* **DO THIS**: Answer with a number only: how many lines of the data contain "screenshot"?

Extracted records:
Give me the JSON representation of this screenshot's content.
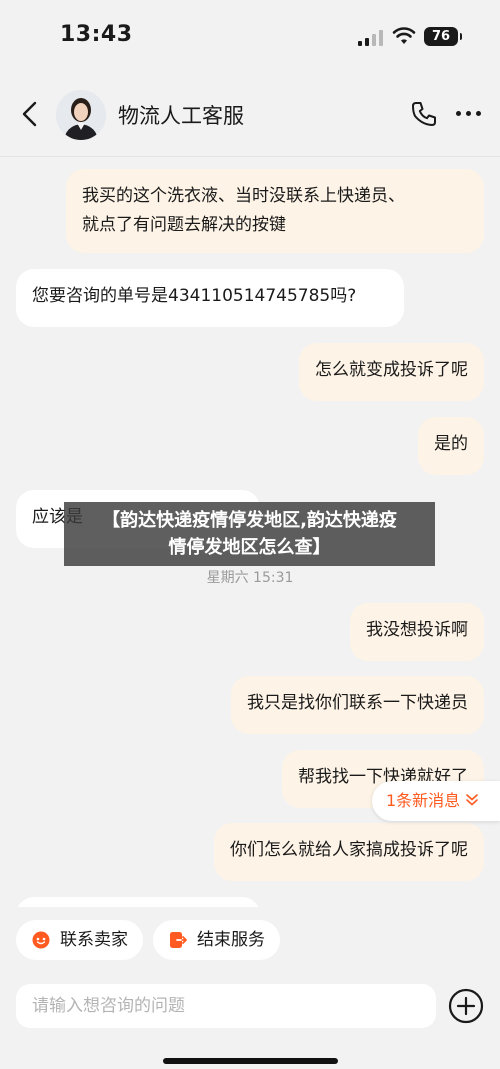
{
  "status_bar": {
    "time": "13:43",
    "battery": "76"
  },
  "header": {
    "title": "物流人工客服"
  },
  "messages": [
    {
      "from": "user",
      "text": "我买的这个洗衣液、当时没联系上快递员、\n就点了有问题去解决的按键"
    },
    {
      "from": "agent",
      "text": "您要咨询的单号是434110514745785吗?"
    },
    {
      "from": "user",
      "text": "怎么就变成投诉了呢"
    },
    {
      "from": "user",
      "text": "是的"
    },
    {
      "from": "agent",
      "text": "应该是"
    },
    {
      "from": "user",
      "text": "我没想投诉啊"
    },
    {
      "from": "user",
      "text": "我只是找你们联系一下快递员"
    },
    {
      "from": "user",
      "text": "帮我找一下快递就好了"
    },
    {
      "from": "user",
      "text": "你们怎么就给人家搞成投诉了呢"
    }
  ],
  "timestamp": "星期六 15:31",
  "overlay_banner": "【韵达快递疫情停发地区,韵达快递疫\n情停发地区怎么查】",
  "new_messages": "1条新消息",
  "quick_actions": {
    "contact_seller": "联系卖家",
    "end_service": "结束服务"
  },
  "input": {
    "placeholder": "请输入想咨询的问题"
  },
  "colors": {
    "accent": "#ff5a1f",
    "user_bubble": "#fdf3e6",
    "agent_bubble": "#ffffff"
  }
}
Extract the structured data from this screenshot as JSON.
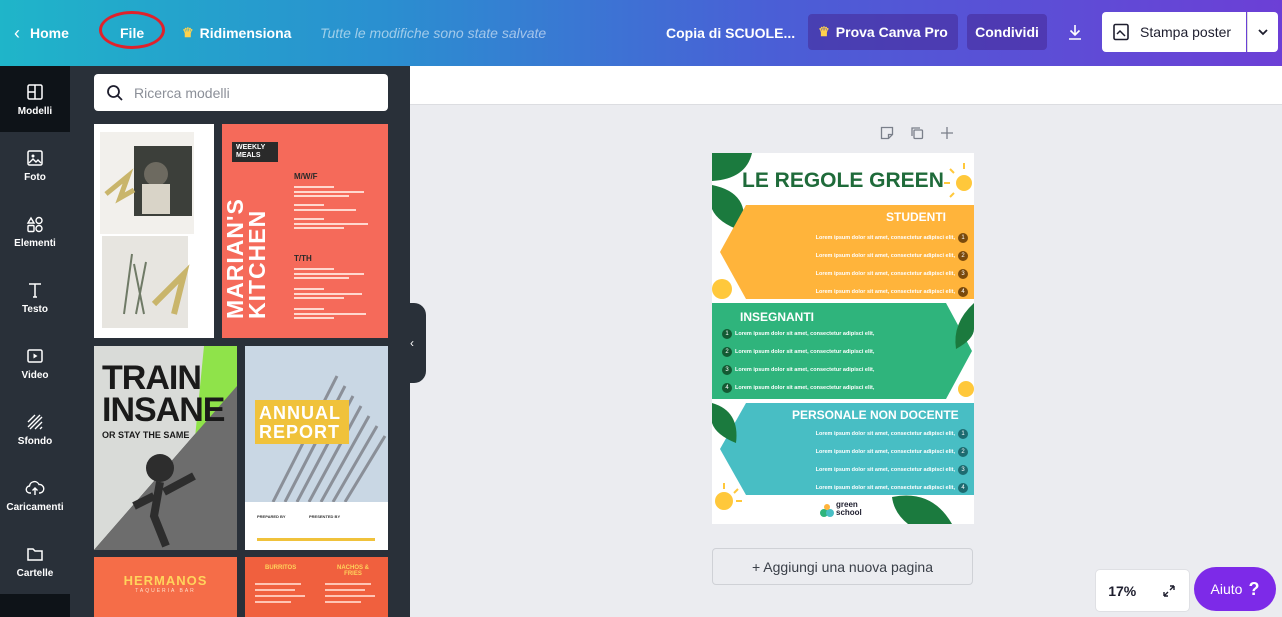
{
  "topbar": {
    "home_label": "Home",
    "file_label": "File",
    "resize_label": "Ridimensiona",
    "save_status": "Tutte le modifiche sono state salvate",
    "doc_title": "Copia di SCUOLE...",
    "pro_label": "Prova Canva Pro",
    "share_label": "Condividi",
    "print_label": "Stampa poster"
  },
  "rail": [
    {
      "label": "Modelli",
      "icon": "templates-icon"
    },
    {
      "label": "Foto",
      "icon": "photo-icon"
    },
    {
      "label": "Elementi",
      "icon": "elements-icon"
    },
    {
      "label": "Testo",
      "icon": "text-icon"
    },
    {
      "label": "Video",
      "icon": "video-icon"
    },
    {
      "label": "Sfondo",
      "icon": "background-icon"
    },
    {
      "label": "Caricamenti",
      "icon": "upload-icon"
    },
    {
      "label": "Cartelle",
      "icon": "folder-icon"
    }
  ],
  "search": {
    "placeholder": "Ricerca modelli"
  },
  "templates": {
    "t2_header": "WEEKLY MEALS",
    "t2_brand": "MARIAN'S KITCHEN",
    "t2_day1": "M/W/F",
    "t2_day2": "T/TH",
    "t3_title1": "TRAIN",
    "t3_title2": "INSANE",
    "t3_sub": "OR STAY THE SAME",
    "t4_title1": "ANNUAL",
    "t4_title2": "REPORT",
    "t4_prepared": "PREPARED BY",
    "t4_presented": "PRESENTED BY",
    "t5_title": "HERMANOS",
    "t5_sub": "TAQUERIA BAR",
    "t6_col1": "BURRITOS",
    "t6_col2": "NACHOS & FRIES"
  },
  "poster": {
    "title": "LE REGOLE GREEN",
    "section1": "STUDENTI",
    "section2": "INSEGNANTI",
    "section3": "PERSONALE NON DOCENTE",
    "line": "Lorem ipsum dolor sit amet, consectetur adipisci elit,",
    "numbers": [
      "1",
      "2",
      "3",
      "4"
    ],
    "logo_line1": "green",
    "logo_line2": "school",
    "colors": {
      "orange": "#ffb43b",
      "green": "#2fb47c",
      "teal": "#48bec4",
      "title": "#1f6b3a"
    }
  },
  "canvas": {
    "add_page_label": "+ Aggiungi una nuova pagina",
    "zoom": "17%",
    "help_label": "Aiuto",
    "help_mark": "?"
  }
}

* **RESULT FOR THIS TASK**: 2